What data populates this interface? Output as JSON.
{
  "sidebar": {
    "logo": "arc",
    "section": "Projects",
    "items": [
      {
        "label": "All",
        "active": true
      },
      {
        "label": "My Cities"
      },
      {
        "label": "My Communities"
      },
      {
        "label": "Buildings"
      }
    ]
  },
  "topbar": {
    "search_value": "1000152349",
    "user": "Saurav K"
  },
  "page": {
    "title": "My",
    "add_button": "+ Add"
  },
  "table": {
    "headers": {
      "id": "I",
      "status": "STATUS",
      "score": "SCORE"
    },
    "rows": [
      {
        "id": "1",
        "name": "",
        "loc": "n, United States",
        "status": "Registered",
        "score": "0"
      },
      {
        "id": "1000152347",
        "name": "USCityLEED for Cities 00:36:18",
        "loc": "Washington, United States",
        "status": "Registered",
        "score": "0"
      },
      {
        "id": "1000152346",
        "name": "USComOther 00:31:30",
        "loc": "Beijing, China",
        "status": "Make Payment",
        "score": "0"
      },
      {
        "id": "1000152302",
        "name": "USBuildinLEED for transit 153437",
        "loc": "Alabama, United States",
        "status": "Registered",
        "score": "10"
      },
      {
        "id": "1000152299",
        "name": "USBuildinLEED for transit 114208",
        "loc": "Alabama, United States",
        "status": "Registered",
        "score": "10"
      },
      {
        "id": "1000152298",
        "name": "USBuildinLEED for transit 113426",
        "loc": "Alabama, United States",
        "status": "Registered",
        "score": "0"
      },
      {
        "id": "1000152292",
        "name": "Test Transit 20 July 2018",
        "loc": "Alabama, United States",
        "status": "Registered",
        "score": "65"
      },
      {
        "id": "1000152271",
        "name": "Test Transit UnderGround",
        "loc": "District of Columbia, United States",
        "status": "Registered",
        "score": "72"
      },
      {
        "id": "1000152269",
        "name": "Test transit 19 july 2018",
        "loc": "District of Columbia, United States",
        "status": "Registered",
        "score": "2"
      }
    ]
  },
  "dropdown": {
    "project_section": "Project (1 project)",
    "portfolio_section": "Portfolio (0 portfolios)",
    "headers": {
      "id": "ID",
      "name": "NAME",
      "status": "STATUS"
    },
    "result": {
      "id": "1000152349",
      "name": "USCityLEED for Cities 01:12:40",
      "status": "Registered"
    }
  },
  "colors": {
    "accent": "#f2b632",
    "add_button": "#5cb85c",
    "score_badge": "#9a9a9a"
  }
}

--- --- ---

Goal of the exercise: Return the number of lines that include the word "USCityLEED", and nothing else.

Exercise output: 2